◆ GIVEN INSTRUCTION
Check every line below for the string "Tools", and copy the lines that contain it.

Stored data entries
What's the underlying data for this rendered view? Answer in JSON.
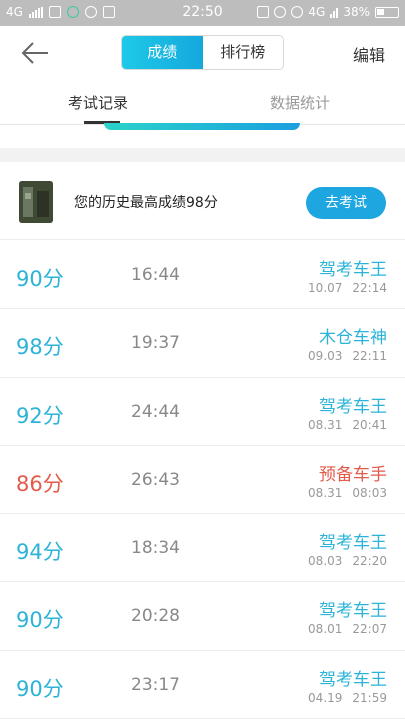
{
  "status_bar": {
    "network": "4G",
    "time": "22:50",
    "network_right": "4G",
    "battery": "38%"
  },
  "header": {
    "segments": [
      "成绩",
      "排行榜"
    ],
    "active_segment": "成绩",
    "edit_label": "编辑"
  },
  "tabs": [
    "考试记录",
    "数据统计"
  ],
  "best": {
    "text": "您的历史最高成绩98分",
    "button": "去考试"
  },
  "colors": {
    "accent": "#1ea6e0",
    "score_blue": "#2bb3d8",
    "score_red": "#e25a4a"
  },
  "records": [
    {
      "score": "90分",
      "duration": "16:44",
      "title": "驾考车王",
      "date": "10.07",
      "time": "22:14",
      "color": "blue"
    },
    {
      "score": "98分",
      "duration": "19:37",
      "title": "木仓车神",
      "date": "09.03",
      "time": "22:11",
      "color": "blue"
    },
    {
      "score": "92分",
      "duration": "24:44",
      "title": "驾考车王",
      "date": "08.31",
      "time": "20:41",
      "color": "blue"
    },
    {
      "score": "86分",
      "duration": "26:43",
      "title": "预备车手",
      "date": "08.31",
      "time": "08:03",
      "color": "red"
    },
    {
      "score": "94分",
      "duration": "18:34",
      "title": "驾考车王",
      "date": "08.03",
      "time": "22:20",
      "color": "blue"
    },
    {
      "score": "90分",
      "duration": "20:28",
      "title": "驾考车王",
      "date": "08.01",
      "time": "22:07",
      "color": "blue"
    },
    {
      "score": "90分",
      "duration": "23:17",
      "title": "驾考车王",
      "date": "04.19",
      "time": "21:59",
      "color": "blue"
    }
  ]
}
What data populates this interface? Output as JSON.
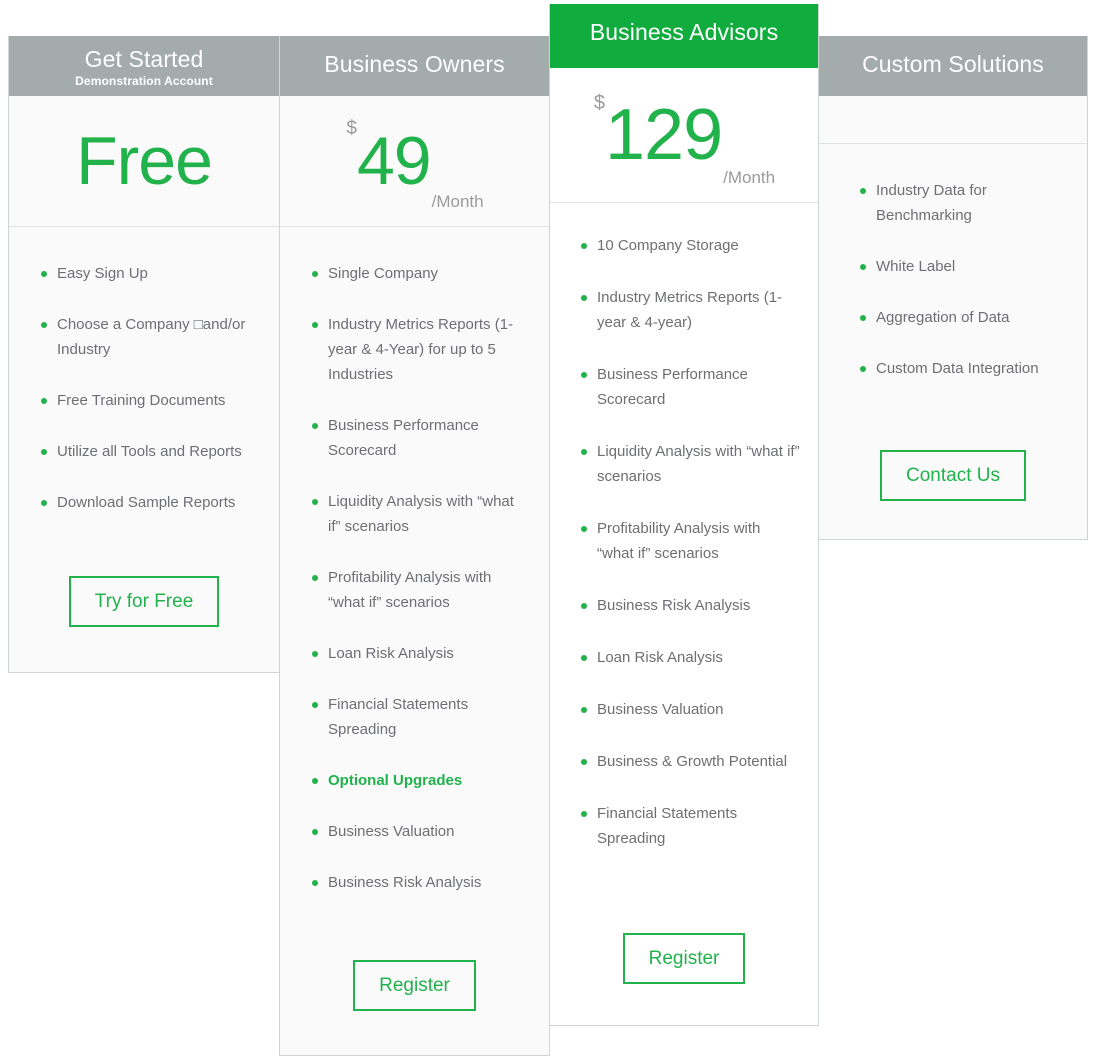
{
  "plans": [
    {
      "id": "get-started",
      "title": "Get Started",
      "subtitle": "Demonstration Account",
      "featured": false,
      "price": {
        "currency": "",
        "amount": "Free",
        "period": ""
      },
      "features": [
        "Easy Sign Up",
        "Choose a Company □and/or Industry",
        "Free Training Documents",
        "Utilize all Tools and Reports",
        "Download Sample Reports"
      ],
      "cta": "Try for Free"
    },
    {
      "id": "business-owners",
      "title": "Business Owners",
      "subtitle": "",
      "featured": false,
      "price": {
        "currency": "$",
        "amount": "49",
        "period": "/Month"
      },
      "features": [
        "Single Company",
        "Industry Metrics Reports (1-year & 4-Year) for up to 5 Industries",
        "Business Performance Scorecard",
        "Liquidity Analysis with “what if” scenarios",
        "Profitability Analysis with “what if” scenarios",
        "Loan Risk Analysis",
        "Financial Statements Spreading",
        "Optional Upgrades",
        "Business Valuation",
        "Business Risk Analysis"
      ],
      "highlight_index": 7,
      "cta": "Register"
    },
    {
      "id": "business-advisors",
      "title": "Business Advisors",
      "subtitle": "",
      "featured": true,
      "price": {
        "currency": "$",
        "amount": "129",
        "period": "/Month"
      },
      "features": [
        "10 Company Storage",
        "Industry Metrics Reports (1-year & 4-year)",
        "Business Performance Scorecard",
        "Liquidity Analysis with “what if” scenarios",
        "Profitability Analysis with “what if” scenarios",
        "Business Risk Analysis",
        "Loan Risk Analysis",
        "Business Valuation",
        "Business & Growth Potential",
        "Financial Statements Spreading"
      ],
      "cta": "Register"
    },
    {
      "id": "custom-solutions",
      "title": "Custom Solutions",
      "subtitle": "",
      "featured": false,
      "price": {
        "currency": "",
        "amount": "",
        "period": ""
      },
      "features": [
        "Industry Data for Benchmarking",
        "White Label",
        "Aggregation of Data",
        "Custom Data Integration"
      ],
      "cta": "Contact Us"
    }
  ],
  "colors": {
    "accent_green": "#22b24c",
    "featured_header_green": "#10ac3e",
    "header_gray": "#a3abab",
    "body_text": "#6e6f72",
    "muted_gray": "#9b9b9b",
    "card_background": "#fafafa",
    "featured_card_background": "#ffffff",
    "border": "#cfd4d4"
  }
}
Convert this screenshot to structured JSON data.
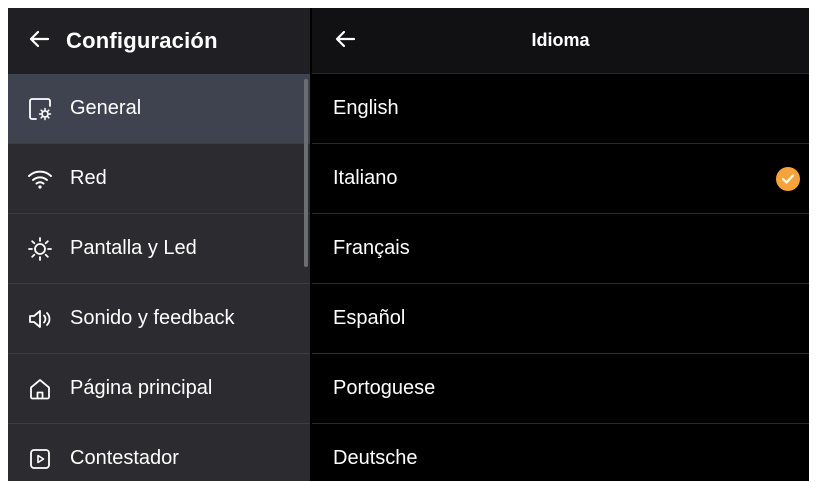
{
  "left_panel": {
    "title": "Configuración",
    "items": [
      {
        "label": "General",
        "icon": "settings-screen-icon",
        "active": true
      },
      {
        "label": "Red",
        "icon": "wifi-icon"
      },
      {
        "label": "Pantalla y Led",
        "icon": "brightness-icon"
      },
      {
        "label": "Sonido y feedback",
        "icon": "speaker-icon"
      },
      {
        "label": "Página principal",
        "icon": "home-icon"
      },
      {
        "label": "Contestador",
        "icon": "play-box-icon"
      }
    ]
  },
  "right_panel": {
    "title": "Idioma",
    "languages": [
      {
        "label": "English"
      },
      {
        "label": "Italiano",
        "selected": true
      },
      {
        "label": "Français"
      },
      {
        "label": "Español"
      },
      {
        "label": "Portoguese"
      },
      {
        "label": "Deutsche"
      }
    ]
  },
  "colors": {
    "accent": "#f5a33b",
    "left_bg": "#2b2b30",
    "active_bg": "#3f434f",
    "right_bg": "#000000"
  }
}
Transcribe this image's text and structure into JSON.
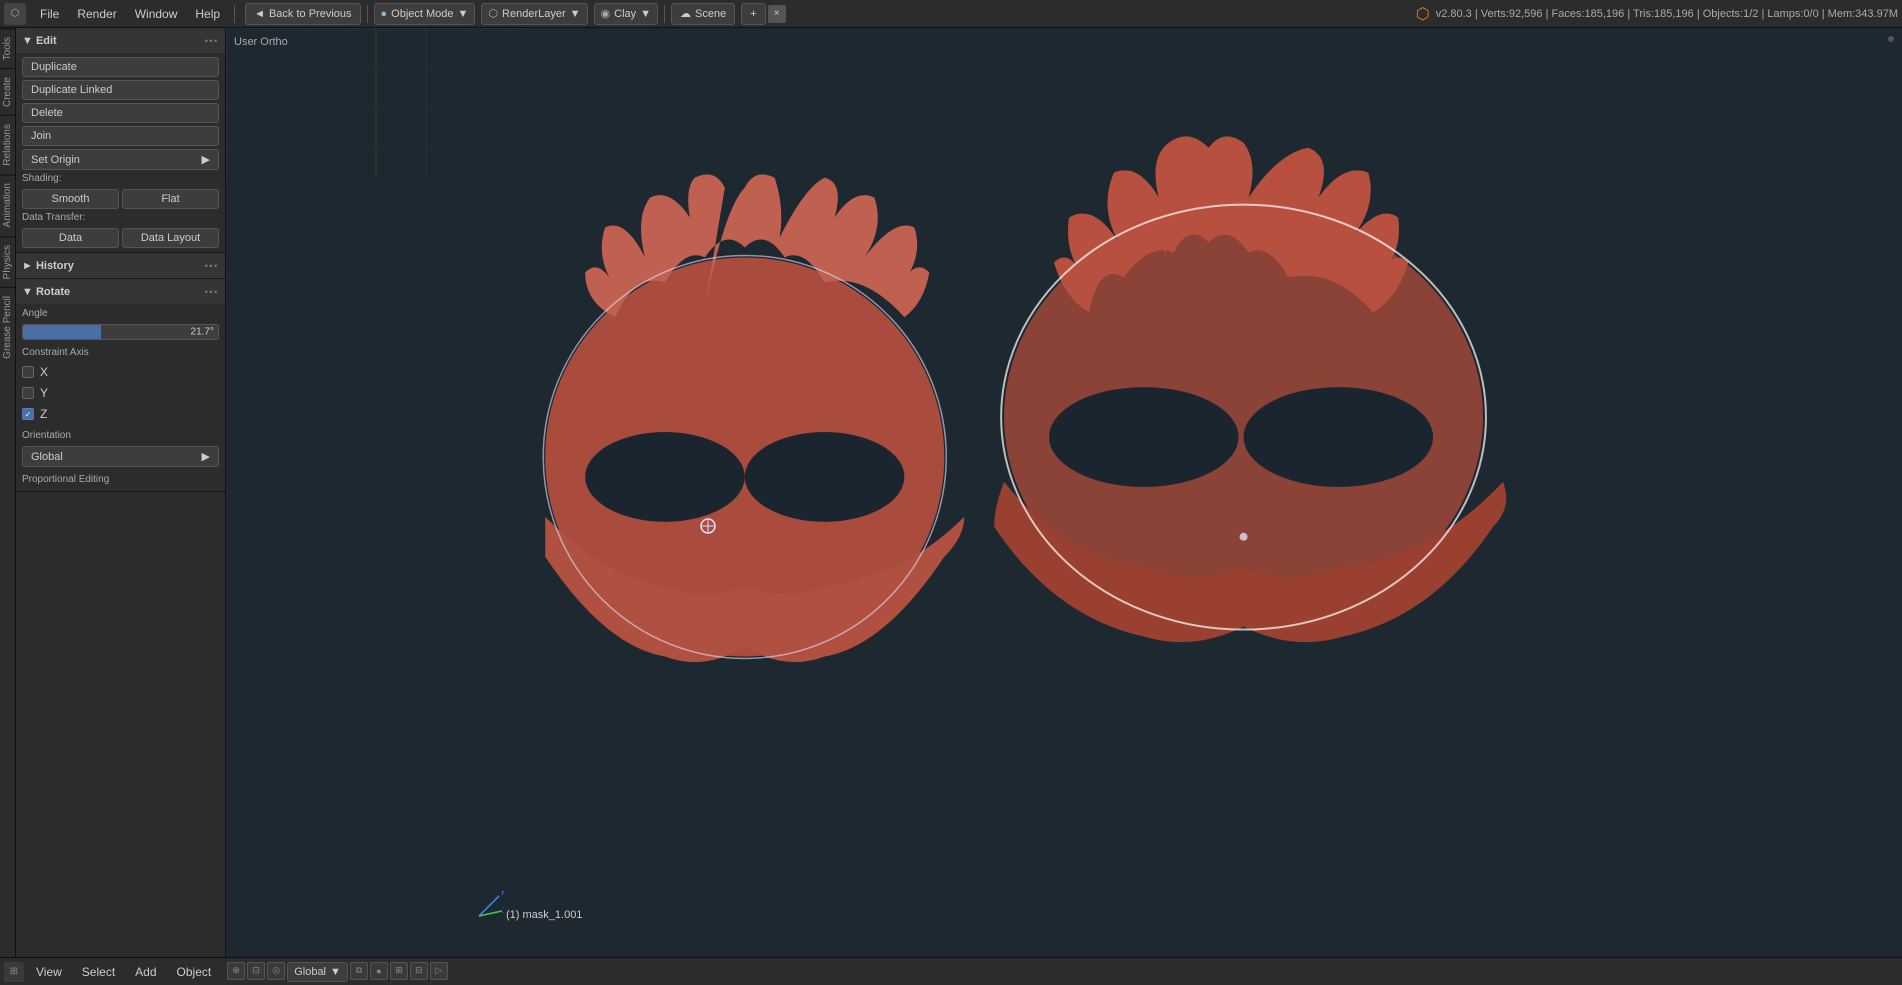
{
  "topbar": {
    "blender_icon": "⬡",
    "menus": [
      "File",
      "Render",
      "Window",
      "Help"
    ],
    "back_button": "Back to Previous",
    "back_icon": "◄",
    "object_mode": "Object Mode",
    "render_layer": "RenderLayer",
    "clay": "Clay",
    "clay_icon": "▼",
    "scene_icon": "☁",
    "scene": "Scene",
    "add_btn": "+",
    "close_btn": "×",
    "version_info": "v2.80.3 | Verts:92,596 | Faces:185,196 | Tris:185,196 | Objects:1/2 | Lamps:0/0 | Mem:343.97M"
  },
  "sidebar": {
    "tabs": [
      "Tools",
      "Create",
      "Relations",
      "Animation",
      "Physics",
      "Grease Pencil"
    ]
  },
  "left_panel": {
    "edit_section": {
      "title": "▼ Edit",
      "buttons": [
        "Duplicate",
        "Duplicate Linked",
        "Delete",
        "Join"
      ],
      "set_origin": "Set Origin",
      "shading_label": "Shading:",
      "smooth_btn": "Smooth",
      "flat_btn": "Flat",
      "data_transfer_label": "Data Transfer:",
      "data_btn": "Data",
      "data_layout_btn": "Data Layout"
    },
    "history_section": {
      "title": "► History"
    },
    "rotate_section": {
      "title": "▼ Rotate",
      "angle_label": "Angle",
      "angle_value": "21.7°",
      "constraint_label": "Constraint Axis",
      "x_label": "X",
      "y_label": "Y",
      "z_label": "Z",
      "x_checked": false,
      "y_checked": false,
      "z_checked": true,
      "orientation_label": "Orientation",
      "global_option": "Global",
      "proportional_label": "Proportional Editing"
    }
  },
  "viewport": {
    "label": "User Ortho",
    "mesh_label": "(1) mask_1.001"
  },
  "bottombar": {
    "view_label": "View",
    "select_label": "Select",
    "add_label": "Add",
    "object_label": "Object",
    "global_dropdown": "Global"
  }
}
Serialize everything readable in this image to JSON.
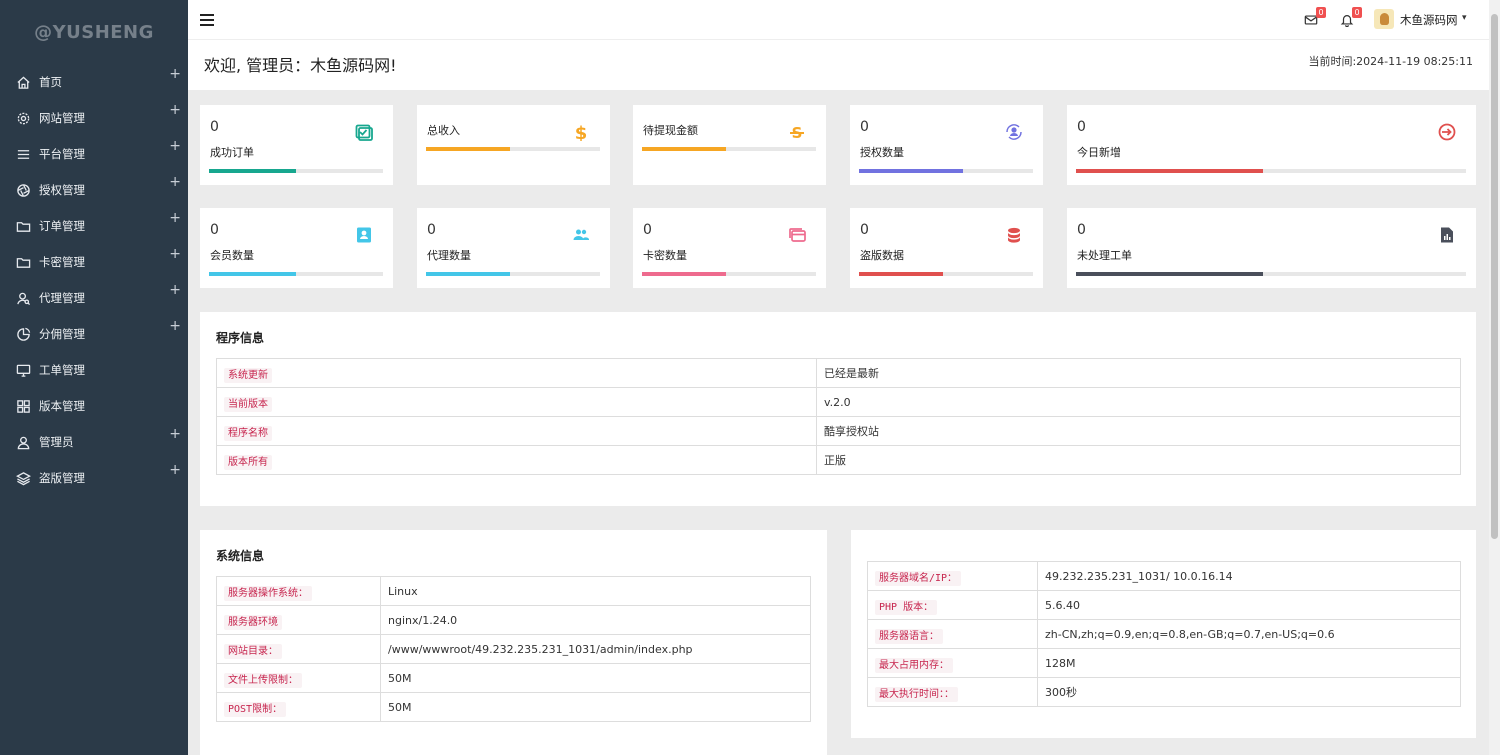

◆ EXERCISE RESPONSE
        "Utilize all Tools and Reports",
      "Tools",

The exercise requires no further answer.